→ **Problem statement**
Pull out from the material below all lines with "маркеры".

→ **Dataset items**
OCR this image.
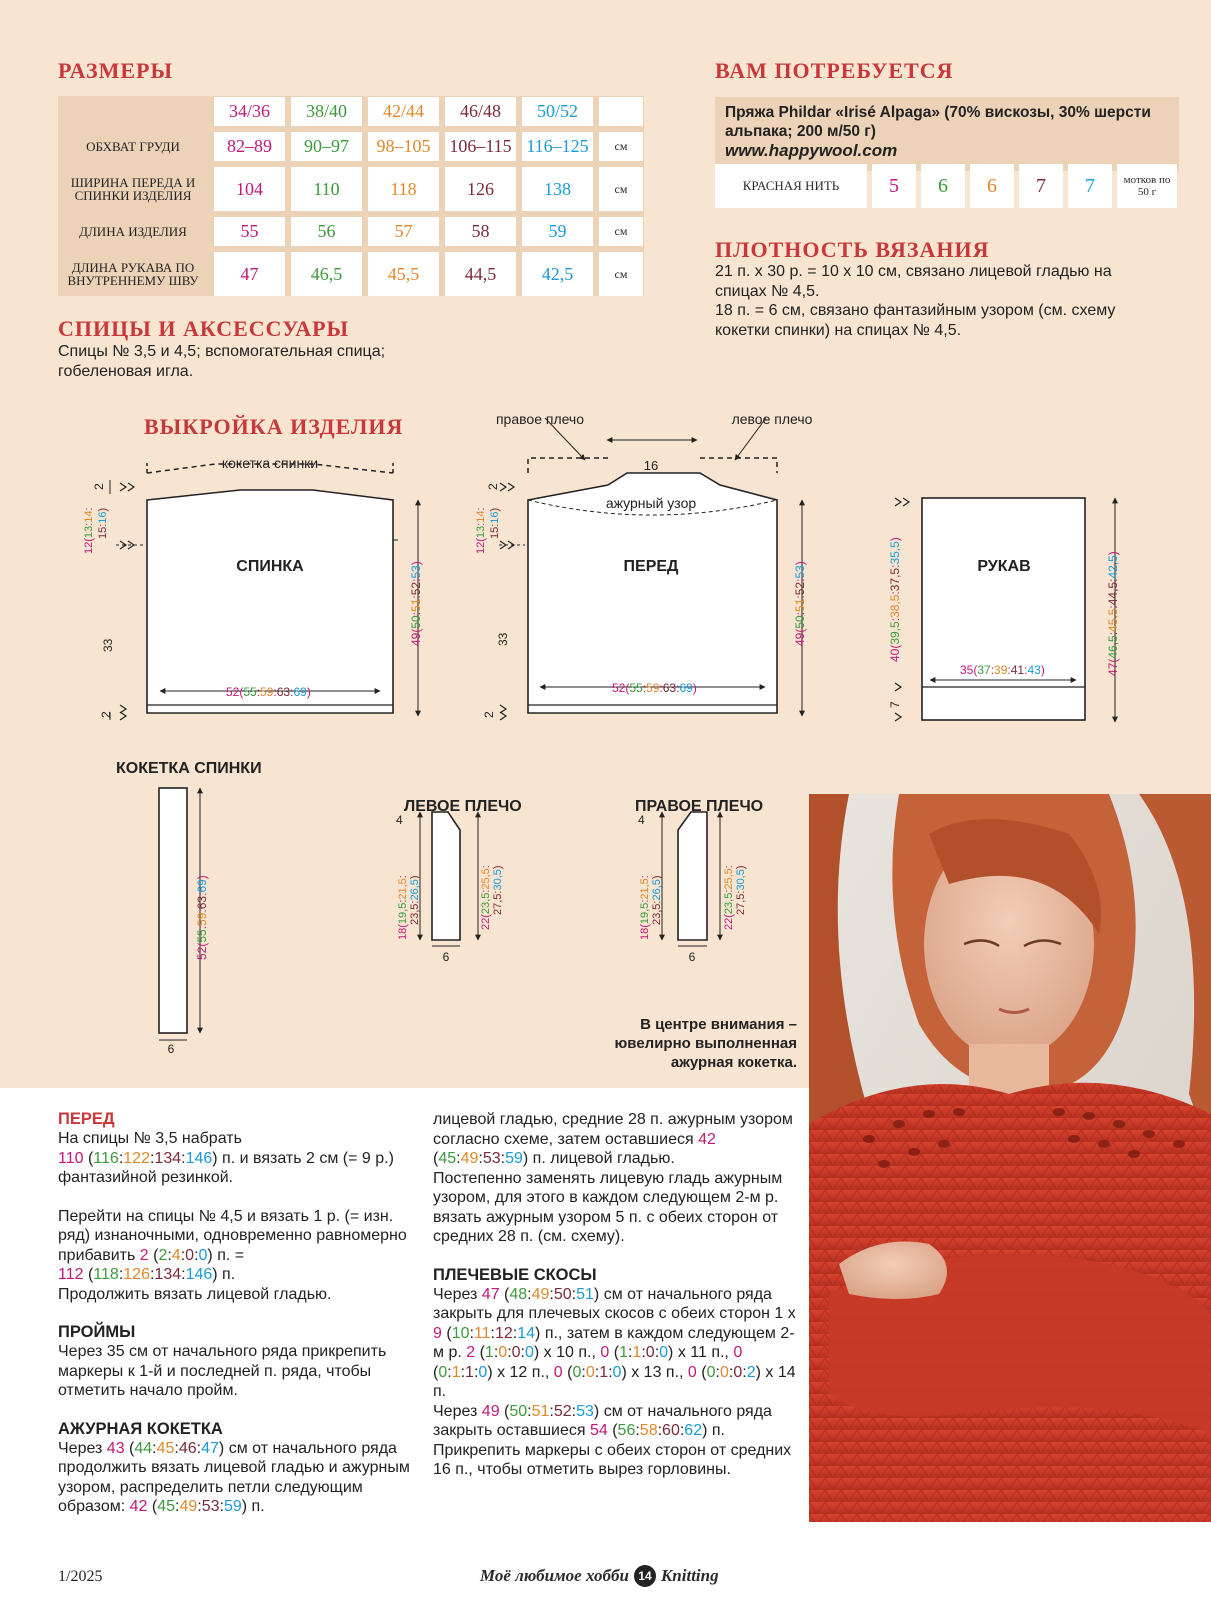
РАЗМЕРЫ
	34/36	38/40	42/44	46/48	50/52	
ОБХВАТ ГРУДИ	82–89	90–97	98–105	106–115	116–125	см
ШИРИНА ПЕРЕДА И СПИНКИ ИЗДЕЛИЯ	104	110	118	126	138	см
ДЛИНА ИЗДЕЛИЯ	55	56	57	58	59	см
ДЛИНА РУКАВА ПО ВНУТРЕННЕМУ ШВУ	47	46,5	45,5	44,5	42,5	см
СПИЦЫ И АКСЕССУАРЫ
Спицы № 3,5 и 4,5; вспомогательная спица; гобеленовая игла.
ВАМ ПОТРЕБУЕТСЯ
Пряжа Phildar «Irisé Alpaga» (70% вискозы, 30% шерсти альпака; 200 м/50 г)
www.happywool.com
КРАСНАЯ НИТЬ	5	6	6	7	7	мотков по 50 г
ПЛОТНОСТЬ ВЯЗАНИЯ
21 п. х 30 р. = 10 х 10 см, связано лицевой гладью на спицах № 4,5.
18 п. = 6 см, связано фантазийным узором (см. схему кокетки спинки) на спицах № 4,5.
ВЫКРОЙКА ИЗДЕЛИЯ
кокетка спинки
СПИНКА
52(55:59:63:69)
49(50:51:52:53)
2
12(13:14:
15:16)
33
2
правое плечо	левое плечо
16
ажурный узор
ПЕРЕД
52(55:59:63:69)
49(50:51:52:53)
2
12(13:14:
15:16)
33
2
РУКАВ
35(37:39:41:43)
40(39,5:38,5:37,5:35,5)
47(46,5:45,5:44,5:42,5)
7
КОКЕТКА СПИНКИ
52(55:59:63:69)
6
ЛЕВОЕ ПЛЕЧО
4
18(19,5:21,5:
23,5:26,5)
22(23,5:25,5:
27,5:30,5)
6
ПРАВОЕ ПЛЕЧО
4
18(19,5:21,5:
23,5:26,5)
22(23,5:25,5:
27,5:30,5)
6
В центре внимания – ювелирно выполненная ажурная кокетка.
ПЕРЕД
На спицы № 3,5 набрать
110 (116:122:134:146) п. и вязать 2 см (= 9 р.) фантазийной резинкой.
Перейти на спицы № 4,5 и вязать 1 р. (= изн. ряд) изнаночными, одновременно равномерно прибавить 2 (2:4:0:0) п. =
112 (118:126:134:146) п.
Продолжить вязать лицевой гладью.
ПРОЙМЫ
Через 35 см от начального ряда прикрепить маркеры к 1-й и последней п. ряда, чтобы отметить начало пройм.
АЖУРНАЯ КОКЕТКА
Через 43 (44:45:46:47) см от начального ряда продолжить вязать лицевой гладью и ажурным узором, распределить петли следующим образом: 42 (45:49:53:59) п.
лицевой гладью, средние 28 п. ажурным узором согласно схеме, затем оставшиеся 42 (45:49:53:59) п. лицевой гладью.
Постепенно заменять лицевую гладь ажурным узором, для этого в каждом следующем 2-м р. вязать ажурным узором 5 п. с обеих сторон от средних 28 п. (см. схему).
ПЛЕЧЕВЫЕ СКОСЫ
Через 47 (48:49:50:51) см от начального ряда закрыть для плечевых скосов с обеих сторон 1 х 9 (10:11:12:14) п., затем в каждом следующем 2-м р. 2 (1:0:0:0) х 10 п., 0 (1:1:0:0) х 11 п., 0 (0:1:1:0) х 12 п., 0 (0:0:1:0) х 13 п., 0 (0:0:0:2) х 14 п.
Через 49 (50:51:52:53) см от начального ряда закрыть оставшиеся 54 (56:58:60:62) п.
Прикрепить маркеры с обеих сторон от средних 16 п., чтобы отметить вырез горловины.
1/2025	Моё любимое хобби 14 Knitting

→ **Result**
Через 35 см от начального ряда прикрепить маркеры к 1-й и последней п. ряда, чтобы отметить начало пройм.
Прикрепить маркеры с обеих сторон от средних 16 п., чтобы отметить вырез горловины.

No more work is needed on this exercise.